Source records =
>>
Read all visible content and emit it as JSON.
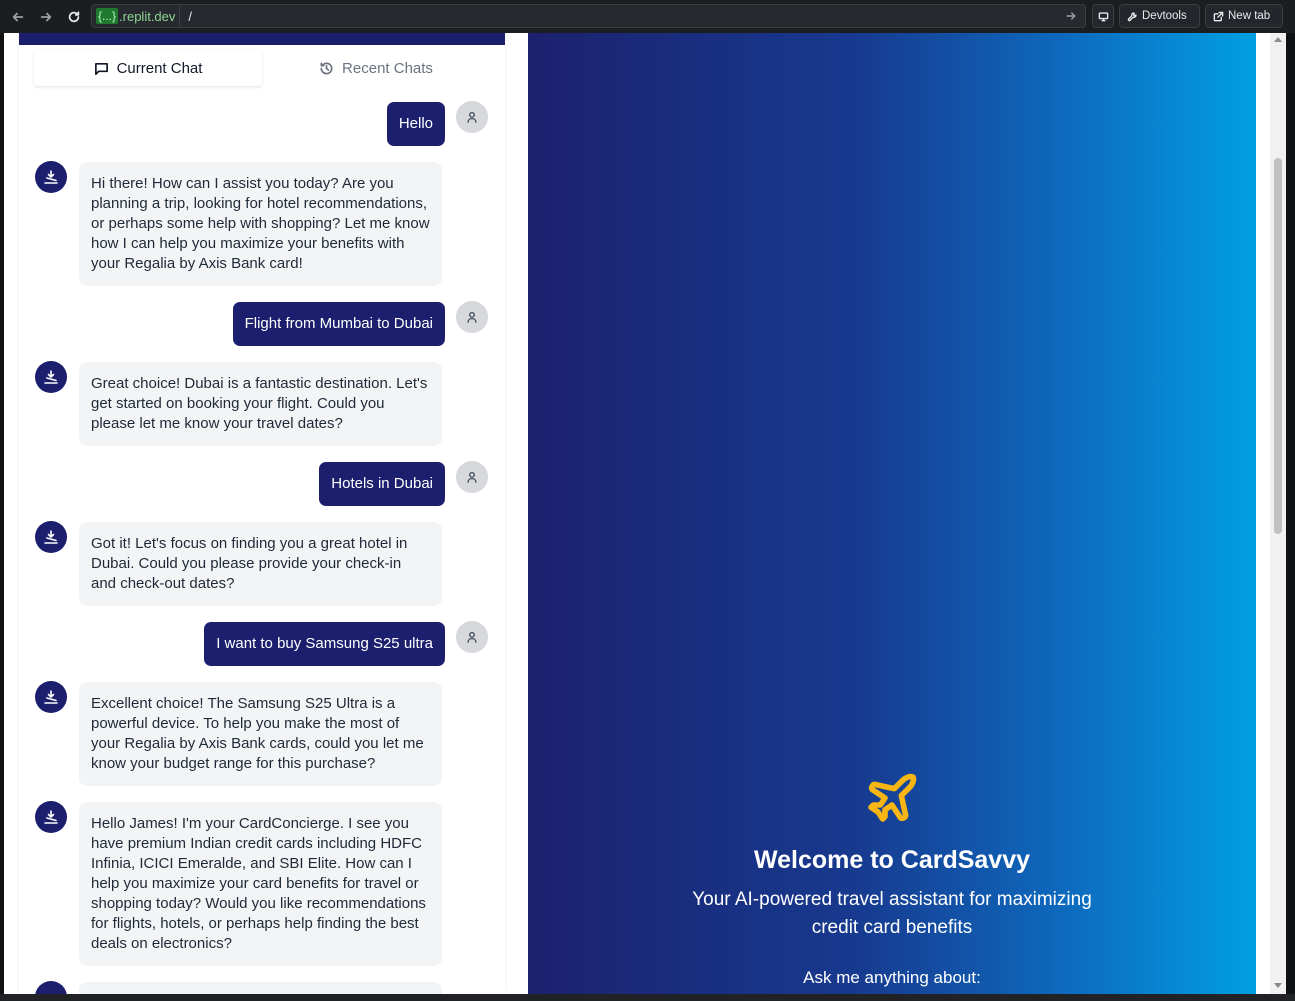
{
  "browser": {
    "url_chip": "{...}",
    "url_host": ".replit.dev",
    "url_path": "/",
    "devtools_label": "Devtools",
    "newtab_label": "New tab"
  },
  "chat": {
    "tabs": [
      {
        "label": "Current Chat",
        "active": true
      },
      {
        "label": "Recent Chats",
        "active": false
      }
    ],
    "messages": [
      {
        "role": "user",
        "text": "Hello"
      },
      {
        "role": "bot",
        "text": "Hi there! How can I assist you today? Are you planning a trip, looking for hotel recommendations, or perhaps some help with shopping? Let me know how I can help you maximize your benefits with your Regalia by Axis Bank card!"
      },
      {
        "role": "user",
        "text": "Flight from Mumbai to Dubai"
      },
      {
        "role": "bot",
        "text": "Great choice! Dubai is a fantastic destination. Let's get started on booking your flight. Could you please let me know your travel dates?"
      },
      {
        "role": "user",
        "text": "Hotels in Dubai"
      },
      {
        "role": "bot",
        "text": "Got it! Let's focus on finding you a great hotel in Dubai. Could you please provide your check-in and check-out dates?"
      },
      {
        "role": "user",
        "text": "I want to buy Samsung S25 ultra"
      },
      {
        "role": "bot",
        "text": "Excellent choice! The Samsung S25 Ultra is a powerful device. To help you make the most of your Regalia by Axis Bank cards, could you let me know your budget range for this purchase?"
      },
      {
        "role": "bot",
        "text": "Hello James! I'm your CardConcierge. I see you have premium Indian credit cards including HDFC Infinia, ICICI Emeralde, and SBI Elite. How can I help you maximize your card benefits for travel or shopping today? Would you like recommendations for flights, hotels, or perhaps help finding the best deals on electronics?"
      }
    ]
  },
  "hero": {
    "title": "Welcome to CardSavvy",
    "subtitle": "Your AI-powered travel assistant for maximizing credit card benefits",
    "ask": "Ask me anything about:"
  },
  "colors": {
    "brand_navy": "#1c1f6e",
    "accent_yellow": "#f7b614",
    "gradient_end": "#019fe3"
  }
}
<<
Look through the records and count each line that holds "Samsung". Write only the total.

Completed exercise =
2